-- Start of DATA LINES --

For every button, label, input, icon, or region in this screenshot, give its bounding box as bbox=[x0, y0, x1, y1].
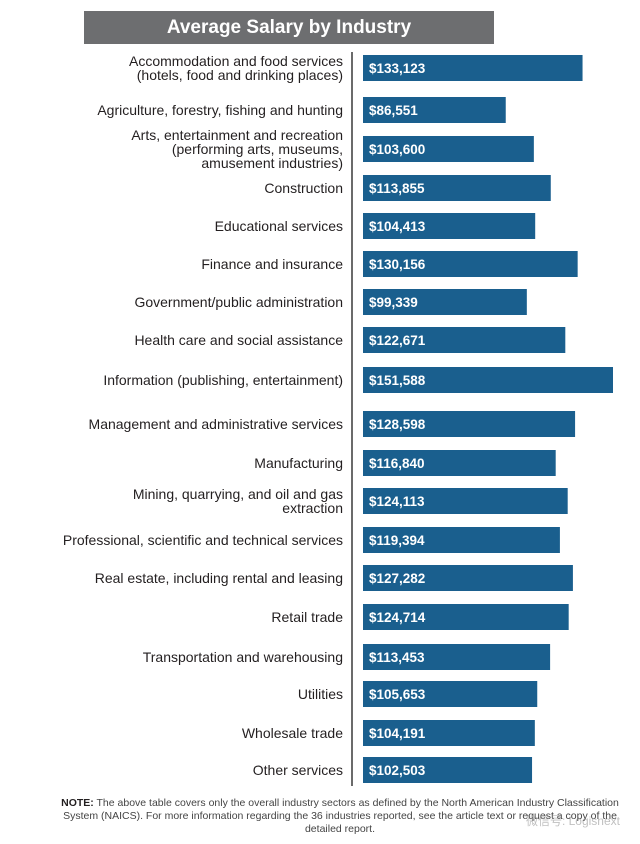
category-label: Finance and insurance bbox=[201, 256, 343, 272]
category-label: Real estate, including rental and leasin… bbox=[95, 570, 343, 586]
bar-value-label: $104,413 bbox=[369, 219, 426, 234]
bar bbox=[363, 488, 568, 514]
category-label: Management and administrative services bbox=[89, 416, 343, 432]
category-label: amusement industries) bbox=[201, 155, 343, 171]
bar bbox=[363, 757, 533, 783]
bar-value-label: $130,156 bbox=[369, 257, 426, 272]
bar-value-label: $128,598 bbox=[369, 417, 426, 432]
bar bbox=[363, 136, 534, 162]
category-label: Accommodation and food services bbox=[129, 53, 343, 69]
bar bbox=[363, 327, 566, 353]
category-label: Agriculture, forestry, fishing and hunti… bbox=[97, 102, 343, 118]
chart-title: Average Salary by Industry bbox=[84, 11, 494, 44]
bar bbox=[363, 681, 538, 707]
bar-value-label: $119,394 bbox=[369, 533, 425, 548]
bar-value-label: $122,671 bbox=[369, 333, 426, 348]
category-label: Arts, entertainment and recreation bbox=[131, 127, 343, 143]
bar bbox=[363, 604, 569, 630]
category-label: Information (publishing, entertainment) bbox=[103, 372, 343, 388]
watermark: 微信号: Logisnext bbox=[525, 814, 620, 828]
category-label: Health care and social assistance bbox=[134, 332, 343, 348]
bar bbox=[363, 450, 556, 476]
note-prefix: NOTE: bbox=[61, 797, 94, 809]
bar-value-label: $86,551 bbox=[369, 103, 418, 118]
bar-value-label: $99,339 bbox=[369, 295, 418, 310]
bar-value-label: $124,113 bbox=[369, 494, 425, 509]
category-label: extraction bbox=[282, 500, 343, 516]
bar-value-label: $151,588 bbox=[369, 373, 426, 388]
bar bbox=[363, 644, 551, 670]
category-label: Educational services bbox=[215, 218, 343, 234]
bar bbox=[363, 720, 535, 746]
bar bbox=[363, 565, 573, 591]
category-label: Utilities bbox=[298, 686, 343, 702]
bar-value-label: $116,840 bbox=[369, 456, 425, 471]
bar-value-label: $102,503 bbox=[369, 763, 426, 778]
bar-value-label: $133,123 bbox=[369, 61, 426, 76]
bar-value-label: $124,714 bbox=[369, 610, 426, 625]
category-label: Wholesale trade bbox=[242, 725, 343, 741]
bar-value-label: $103,600 bbox=[369, 142, 425, 157]
category-label: Other services bbox=[253, 762, 343, 778]
category-label: Mining, quarrying, and oil and gas bbox=[133, 486, 343, 502]
category-label: (performing arts, museums, bbox=[172, 141, 343, 157]
bar bbox=[363, 527, 560, 553]
bar bbox=[363, 175, 551, 201]
bar bbox=[363, 213, 536, 239]
note-text: The above table covers only the overall … bbox=[63, 797, 619, 835]
bar-value-label: $104,191 bbox=[369, 726, 426, 741]
bar-value-label: $113,453 bbox=[369, 650, 425, 665]
category-label: Manufacturing bbox=[254, 455, 343, 471]
category-label: (hotels, food and drinking places) bbox=[137, 67, 343, 83]
bar-value-label: $105,653 bbox=[369, 687, 426, 702]
category-label: Construction bbox=[264, 180, 343, 196]
bar-value-label: $127,282 bbox=[369, 571, 425, 586]
footnote: NOTE: The above table covers only the ov… bbox=[60, 797, 620, 836]
bar-value-label: $113,855 bbox=[369, 181, 425, 196]
category-label: Transportation and warehousing bbox=[143, 649, 343, 665]
bar bbox=[363, 55, 583, 81]
bar bbox=[363, 251, 578, 277]
bar bbox=[363, 411, 576, 437]
category-label: Retail trade bbox=[271, 609, 343, 625]
category-label: Government/public administration bbox=[134, 294, 343, 310]
bar bbox=[363, 97, 506, 123]
bar bbox=[363, 289, 527, 315]
bar bbox=[363, 367, 613, 393]
category-label: Professional, scientific and technical s… bbox=[63, 532, 343, 548]
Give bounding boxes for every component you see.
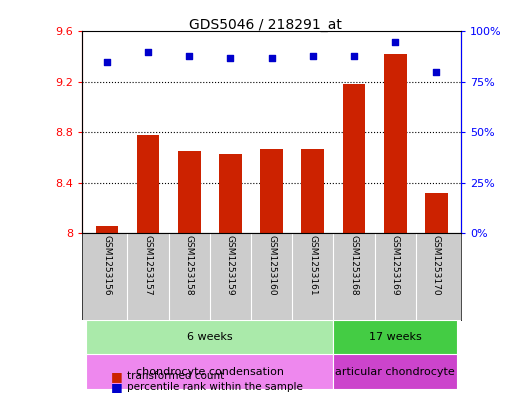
Text: 6 weeks: 6 weeks bbox=[187, 332, 233, 342]
Text: GDS5046 / 218291_at: GDS5046 / 218291_at bbox=[189, 18, 341, 32]
Text: GSM1253161: GSM1253161 bbox=[308, 235, 317, 296]
Text: GSM1253156: GSM1253156 bbox=[102, 235, 111, 296]
Text: GSM1253168: GSM1253168 bbox=[349, 235, 358, 296]
Point bbox=[268, 55, 276, 61]
Text: percentile rank within the sample: percentile rank within the sample bbox=[127, 382, 303, 392]
Text: transformed count: transformed count bbox=[127, 371, 224, 382]
Text: GSM1253160: GSM1253160 bbox=[267, 235, 276, 296]
Bar bbox=[260, 149, 283, 233]
Point bbox=[308, 53, 317, 59]
Text: GSM1253157: GSM1253157 bbox=[144, 235, 153, 296]
Bar bbox=[86, 320, 333, 354]
Bar bbox=[384, 54, 407, 233]
Text: ■: ■ bbox=[111, 370, 122, 383]
Text: 17 weeks: 17 weeks bbox=[369, 332, 421, 342]
Text: chondrocyte condensation: chondrocyte condensation bbox=[136, 367, 284, 377]
Bar bbox=[302, 149, 324, 233]
Text: GSM1253159: GSM1253159 bbox=[226, 235, 235, 296]
Text: ■: ■ bbox=[111, 380, 122, 393]
Text: GSM1253169: GSM1253169 bbox=[391, 235, 400, 296]
Point bbox=[350, 53, 358, 59]
Point bbox=[103, 59, 111, 65]
Bar bbox=[137, 135, 160, 233]
Point bbox=[144, 48, 152, 55]
Bar bbox=[333, 354, 457, 389]
Point bbox=[185, 53, 193, 59]
Text: GSM1253158: GSM1253158 bbox=[185, 235, 194, 296]
Point bbox=[391, 39, 400, 45]
Bar bbox=[95, 226, 118, 233]
Bar bbox=[333, 320, 457, 354]
Point bbox=[226, 55, 235, 61]
Point bbox=[432, 69, 440, 75]
Bar bbox=[178, 151, 200, 233]
Text: articular chondrocyte: articular chondrocyte bbox=[335, 367, 455, 377]
Bar bbox=[425, 193, 448, 233]
Bar bbox=[343, 84, 365, 233]
Text: GSM1253170: GSM1253170 bbox=[432, 235, 441, 296]
Bar bbox=[86, 354, 333, 389]
Bar bbox=[219, 154, 242, 233]
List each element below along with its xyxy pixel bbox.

-- End of DATA LINES --

▸ **CHALLENGE**
Can you swap "category-label" for "axis-label" everywhere in the records above and write them out again with nothing else changed? Leave out the pictures.

▸ **THE RESPONSE**
For every button, label, input, icon, or region in this screenshot, give its bounding box as bbox=[x0, y0, x1, y1].
axis-label: Finance and insurance bbox=[201, 256, 343, 272]
axis-label: Real estate, including rental and leasin… bbox=[95, 570, 343, 586]
bar-value-label: $104,413 bbox=[369, 219, 426, 234]
bar bbox=[363, 488, 568, 514]
axis-label: Management and administrative services bbox=[89, 416, 343, 432]
axis-label: amusement industries) bbox=[201, 155, 343, 171]
bar bbox=[363, 757, 533, 783]
bar-value-label: $130,156 bbox=[369, 257, 426, 272]
bar-value-label: $128,598 bbox=[369, 417, 426, 432]
bar bbox=[363, 136, 534, 162]
axis-label: Accommodation and food services bbox=[129, 53, 343, 69]
bar bbox=[363, 327, 566, 353]
axis-label: Agriculture, forestry, fishing and hunti… bbox=[97, 102, 343, 118]
chart-title: Average Salary by Industry bbox=[84, 11, 494, 44]
bar bbox=[363, 681, 538, 707]
bar-value-label: $119,394 bbox=[369, 533, 425, 548]
bar-value-label: $122,671 bbox=[369, 333, 426, 348]
axis-label: Arts, entertainment and recreation bbox=[131, 127, 343, 143]
bar bbox=[363, 604, 569, 630]
axis-label: Information (publishing, entertainment) bbox=[103, 372, 343, 388]
watermark: 微信号: Logisnext bbox=[525, 814, 620, 828]
axis-label: Health care and social assistance bbox=[134, 332, 343, 348]
bar bbox=[363, 450, 556, 476]
note-prefix: NOTE: bbox=[61, 797, 94, 809]
bar-value-label: $86,551 bbox=[369, 103, 418, 118]
bar-value-label: $99,339 bbox=[369, 295, 418, 310]
bar-value-label: $124,113 bbox=[369, 494, 425, 509]
axis-label: extraction bbox=[282, 500, 343, 516]
bar-value-label: $151,588 bbox=[369, 373, 426, 388]
bar bbox=[363, 644, 551, 670]
axis-label: Educational services bbox=[215, 218, 343, 234]
bar bbox=[363, 720, 535, 746]
bar bbox=[363, 565, 573, 591]
axis-label: Utilities bbox=[298, 686, 343, 702]
bar-value-label: $116,840 bbox=[369, 456, 425, 471]
bar-value-label: $102,503 bbox=[369, 763, 426, 778]
bar-value-label: $133,123 bbox=[369, 61, 426, 76]
bar-value-label: $124,714 bbox=[369, 610, 426, 625]
axis-label: Wholesale trade bbox=[242, 725, 343, 741]
bar-value-label: $103,600 bbox=[369, 142, 425, 157]
axis-label: Other services bbox=[253, 762, 343, 778]
axis-label: Mining, quarrying, and oil and gas bbox=[133, 486, 343, 502]
axis-label: (performing arts, museums, bbox=[172, 141, 343, 157]
bar bbox=[363, 527, 560, 553]
bar bbox=[363, 175, 551, 201]
bar bbox=[363, 213, 536, 239]
note-text: The above table covers only the overall … bbox=[63, 797, 619, 835]
bar-value-label: $104,191 bbox=[369, 726, 426, 741]
bar-value-label: $113,453 bbox=[369, 650, 425, 665]
axis-label: Manufacturing bbox=[254, 455, 343, 471]
axis-label: (hotels, food and drinking places) bbox=[137, 67, 343, 83]
bar-value-label: $105,653 bbox=[369, 687, 426, 702]
axis-label: Construction bbox=[264, 180, 343, 196]
bar-value-label: $127,282 bbox=[369, 571, 425, 586]
footnote: NOTE: The above table covers only the ov… bbox=[60, 797, 620, 836]
bar-value-label: $113,855 bbox=[369, 181, 425, 196]
axis-label: Transportation and warehousing bbox=[143, 649, 343, 665]
bar bbox=[363, 55, 583, 81]
bar bbox=[363, 251, 578, 277]
bar bbox=[363, 411, 576, 437]
axis-label: Retail trade bbox=[271, 609, 343, 625]
axis-label: Government/public administration bbox=[134, 294, 343, 310]
bar bbox=[363, 97, 506, 123]
bar bbox=[363, 289, 527, 315]
bar bbox=[363, 367, 613, 393]
axis-label: Professional, scientific and technical s… bbox=[63, 532, 343, 548]
Give bounding boxes for every component you see.
Text: 6 weeks: 6 weeks bbox=[187, 332, 233, 342]
Text: GDS5046 / 218291_at: GDS5046 / 218291_at bbox=[189, 18, 341, 32]
Text: GSM1253161: GSM1253161 bbox=[308, 235, 317, 296]
Text: GSM1253156: GSM1253156 bbox=[102, 235, 111, 296]
Text: GSM1253168: GSM1253168 bbox=[349, 235, 358, 296]
Point bbox=[268, 55, 276, 61]
Text: percentile rank within the sample: percentile rank within the sample bbox=[127, 382, 303, 392]
Text: transformed count: transformed count bbox=[127, 371, 224, 382]
Text: GSM1253160: GSM1253160 bbox=[267, 235, 276, 296]
Bar bbox=[260, 149, 283, 233]
Point bbox=[308, 53, 317, 59]
Text: GSM1253157: GSM1253157 bbox=[144, 235, 153, 296]
Bar bbox=[86, 320, 333, 354]
Bar bbox=[384, 54, 407, 233]
Text: ■: ■ bbox=[111, 370, 122, 383]
Text: 17 weeks: 17 weeks bbox=[369, 332, 421, 342]
Text: chondrocyte condensation: chondrocyte condensation bbox=[136, 367, 284, 377]
Bar bbox=[302, 149, 324, 233]
Text: GSM1253159: GSM1253159 bbox=[226, 235, 235, 296]
Text: ■: ■ bbox=[111, 380, 122, 393]
Text: GSM1253169: GSM1253169 bbox=[391, 235, 400, 296]
Point bbox=[350, 53, 358, 59]
Point bbox=[103, 59, 111, 65]
Bar bbox=[137, 135, 160, 233]
Point bbox=[144, 48, 152, 55]
Bar bbox=[333, 354, 457, 389]
Point bbox=[185, 53, 193, 59]
Text: GSM1253158: GSM1253158 bbox=[185, 235, 194, 296]
Point bbox=[391, 39, 400, 45]
Bar bbox=[95, 226, 118, 233]
Bar bbox=[333, 320, 457, 354]
Point bbox=[226, 55, 235, 61]
Point bbox=[432, 69, 440, 75]
Bar bbox=[178, 151, 200, 233]
Text: articular chondrocyte: articular chondrocyte bbox=[335, 367, 455, 377]
Bar bbox=[425, 193, 448, 233]
Bar bbox=[343, 84, 365, 233]
Text: GSM1253170: GSM1253170 bbox=[432, 235, 441, 296]
Bar bbox=[86, 354, 333, 389]
Bar bbox=[219, 154, 242, 233]
List each element below along with its xyxy pixel bbox.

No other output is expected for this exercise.